Brief
The lines to copy from the data below are those that hold the string "JSON".

Study material
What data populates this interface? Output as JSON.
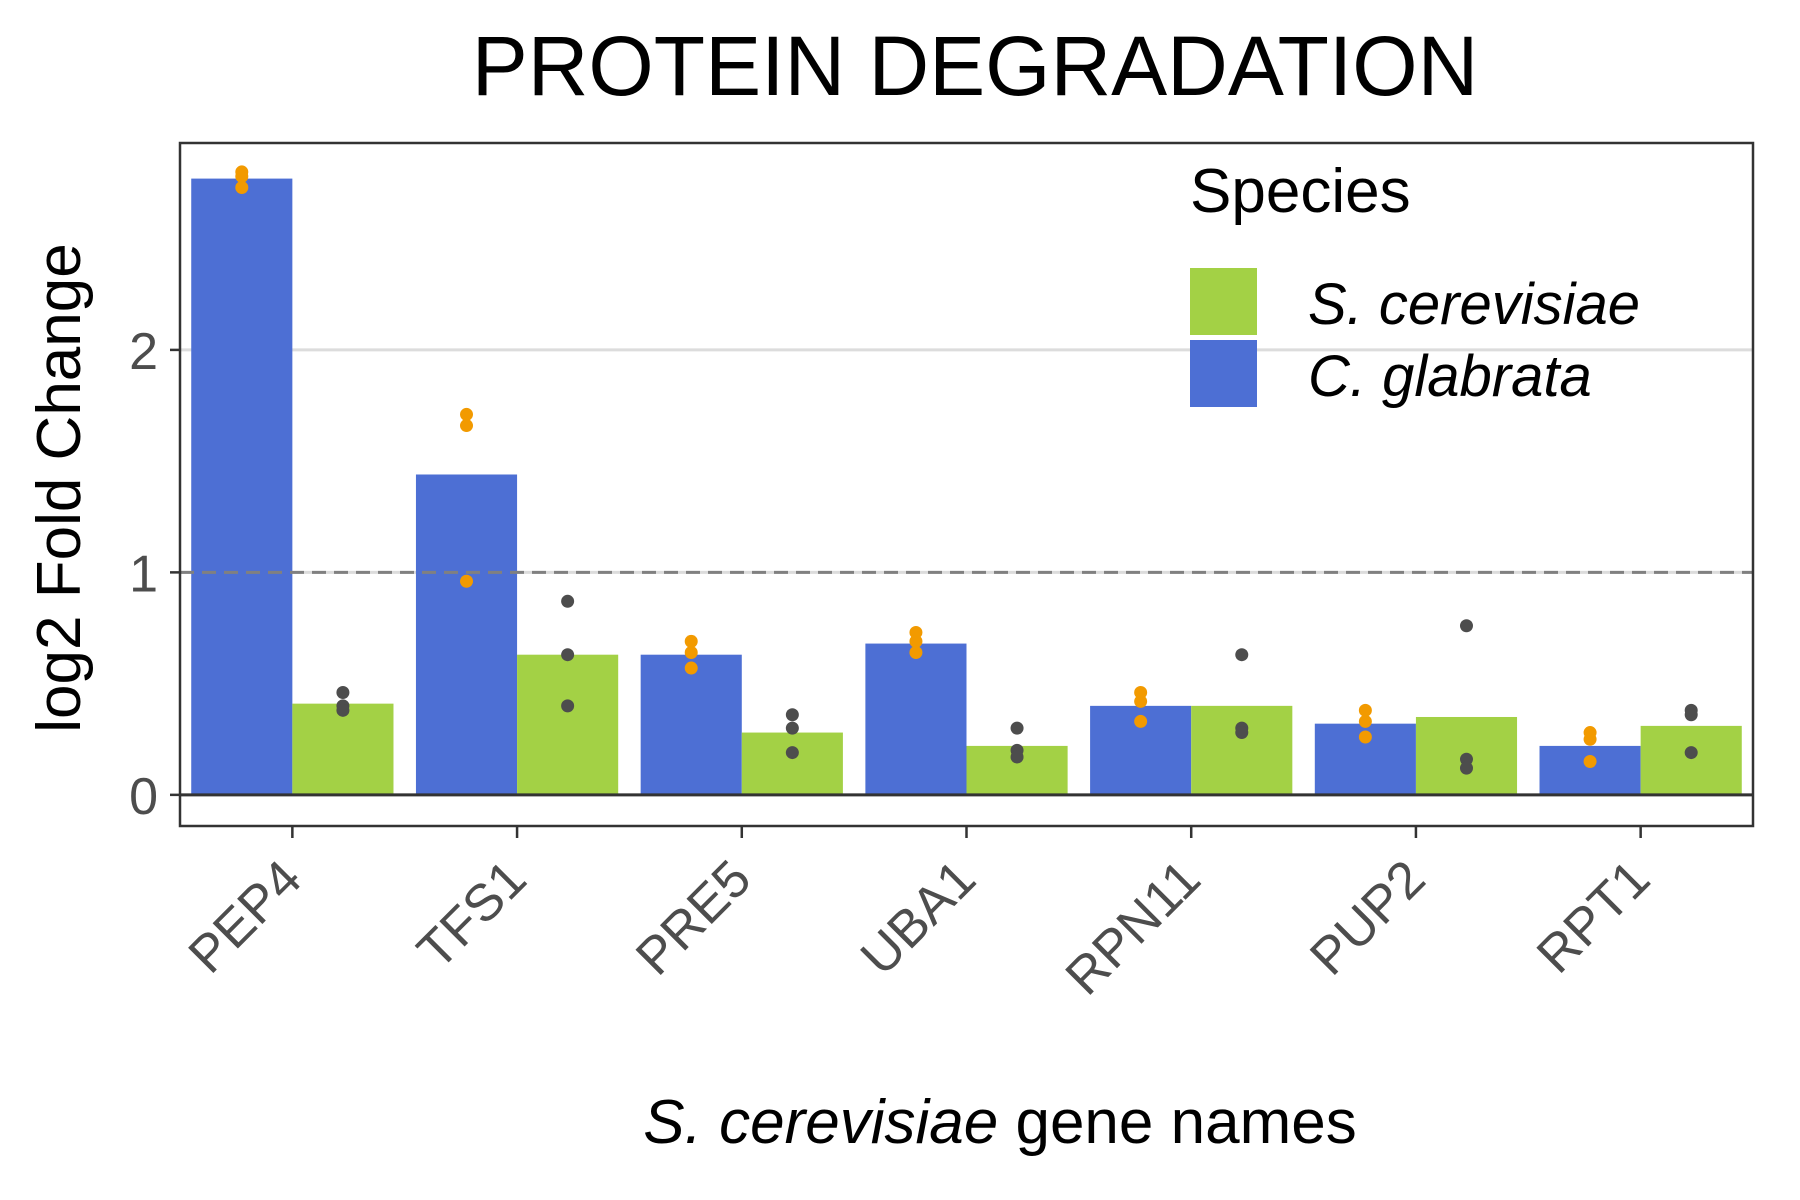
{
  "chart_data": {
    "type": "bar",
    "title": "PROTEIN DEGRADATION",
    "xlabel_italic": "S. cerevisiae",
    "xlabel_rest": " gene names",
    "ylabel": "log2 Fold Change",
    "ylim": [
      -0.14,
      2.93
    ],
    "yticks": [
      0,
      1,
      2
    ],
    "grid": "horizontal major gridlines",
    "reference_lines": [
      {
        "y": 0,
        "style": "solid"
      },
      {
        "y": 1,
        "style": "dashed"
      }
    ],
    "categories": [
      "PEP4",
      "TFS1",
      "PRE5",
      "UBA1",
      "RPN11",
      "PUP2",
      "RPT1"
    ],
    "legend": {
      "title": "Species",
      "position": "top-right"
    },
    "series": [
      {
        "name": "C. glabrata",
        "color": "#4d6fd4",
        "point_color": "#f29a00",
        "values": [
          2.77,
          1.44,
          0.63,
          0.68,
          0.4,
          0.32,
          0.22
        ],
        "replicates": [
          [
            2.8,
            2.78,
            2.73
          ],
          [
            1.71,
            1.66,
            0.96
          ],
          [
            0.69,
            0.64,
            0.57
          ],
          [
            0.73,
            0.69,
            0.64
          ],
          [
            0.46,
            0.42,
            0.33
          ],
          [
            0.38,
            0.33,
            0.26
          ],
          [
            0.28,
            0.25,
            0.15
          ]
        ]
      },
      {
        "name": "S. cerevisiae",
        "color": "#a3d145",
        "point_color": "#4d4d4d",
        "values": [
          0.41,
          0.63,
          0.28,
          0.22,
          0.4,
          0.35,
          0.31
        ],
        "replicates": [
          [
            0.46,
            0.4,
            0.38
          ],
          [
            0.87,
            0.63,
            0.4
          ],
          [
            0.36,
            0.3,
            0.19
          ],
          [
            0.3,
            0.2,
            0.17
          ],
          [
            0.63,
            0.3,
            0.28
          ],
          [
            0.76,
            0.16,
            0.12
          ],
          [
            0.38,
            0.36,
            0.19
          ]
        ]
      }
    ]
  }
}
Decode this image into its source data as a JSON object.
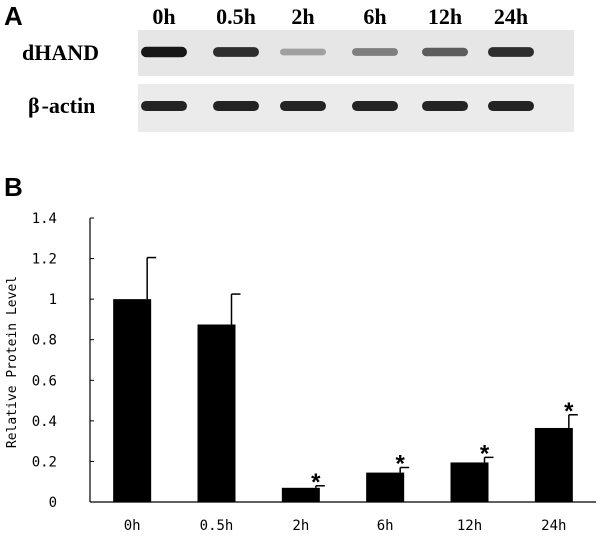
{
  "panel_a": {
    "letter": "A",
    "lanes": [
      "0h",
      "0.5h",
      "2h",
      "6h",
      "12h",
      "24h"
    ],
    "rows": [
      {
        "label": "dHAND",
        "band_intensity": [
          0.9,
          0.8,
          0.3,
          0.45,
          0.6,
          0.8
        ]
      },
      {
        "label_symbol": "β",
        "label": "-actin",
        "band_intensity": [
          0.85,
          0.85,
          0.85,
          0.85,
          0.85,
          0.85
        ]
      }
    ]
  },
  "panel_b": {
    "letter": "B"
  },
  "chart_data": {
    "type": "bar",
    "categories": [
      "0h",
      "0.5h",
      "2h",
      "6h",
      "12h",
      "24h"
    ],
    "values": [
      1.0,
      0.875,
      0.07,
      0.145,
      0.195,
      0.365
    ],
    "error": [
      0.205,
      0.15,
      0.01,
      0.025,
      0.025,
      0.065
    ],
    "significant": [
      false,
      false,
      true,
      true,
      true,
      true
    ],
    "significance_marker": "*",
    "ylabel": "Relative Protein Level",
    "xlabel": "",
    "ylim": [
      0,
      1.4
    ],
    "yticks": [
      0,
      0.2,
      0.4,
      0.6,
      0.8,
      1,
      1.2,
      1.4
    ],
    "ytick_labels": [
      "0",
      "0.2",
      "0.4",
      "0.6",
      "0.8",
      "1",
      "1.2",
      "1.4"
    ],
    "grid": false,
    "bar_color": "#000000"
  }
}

Completed exercise
What data populates this interface? Output as JSON.
Decode this image into its source data as a JSON object.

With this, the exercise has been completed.